Directive: The entries below are to be transcribed in full, without their images.

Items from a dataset
▼

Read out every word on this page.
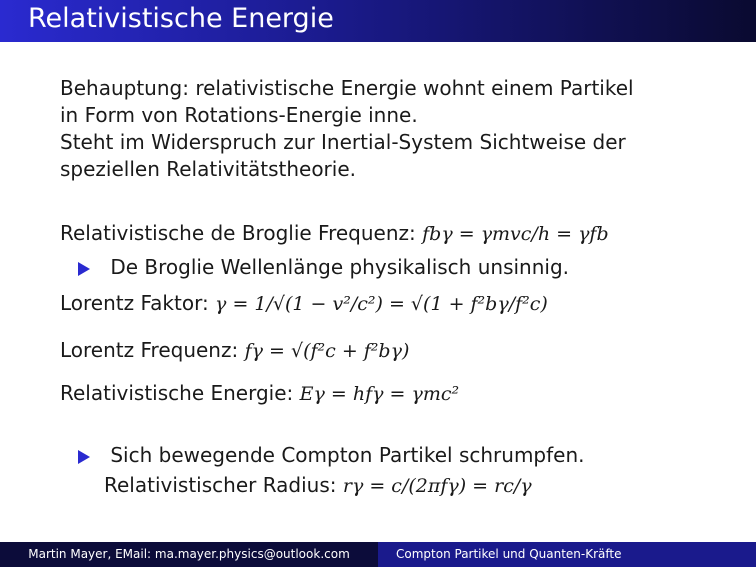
Relativistische Energie
Behauptung: relativistische Energie wohnt einem Partikel
in Form von Rotations-Energie inne.
Steht im Widerspruch zur Inertial-System Sichtweise der
speziellen Relativitätstheorie.
Relativistische de Broglie Frequenz: fbγ = γmvc/h = γfb
De Broglie Wellenlänge physikalisch unsinnig.
Lorentz Faktor: γ = 1/√(1 − v²/c²) = √(1 + f²bγ/f²c)
Lorentz Frequenz: fγ = √(f²c + f²bγ)
Relativistische Energie: Eγ = hfγ = γmc²
Sich bewegende Compton Partikel schrumpfen.
Relativistischer Radius: rγ = c/(2πfγ) = rc/γ
Martin Mayer, EMail: ma.mayer.physics@outlook.com	Compton Partikel und Quanten-Kräfte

▲

Response:
Read out every word on this page.
Relativistische Energie
Behauptung: relativistische Energie wohnt einem Partikel
in Form von Rotations-Energie inne.
Steht im Widerspruch zur Inertial-System Sichtweise der
speziellen Relativitätstheorie.
Relativistische de Broglie Frequenz: fbγ = γmvc/h = γfb
De Broglie Wellenlänge physikalisch unsinnig.
Lorentz Faktor: γ = 1/√(1 − v²/c²) = √(1 + f²bγ/f²c)
Lorentz Frequenz: fγ = √(f²c + f²bγ)
Relativistische Energie: Eγ = hfγ = γmc²
Sich bewegende Compton Partikel schrumpfen.
Relativistischer Radius: rγ = c/(2πfγ) = rc/γ
Martin Mayer, EMail: ma.mayer.physics@outlook.com	Compton Partikel und Quanten-Kräfte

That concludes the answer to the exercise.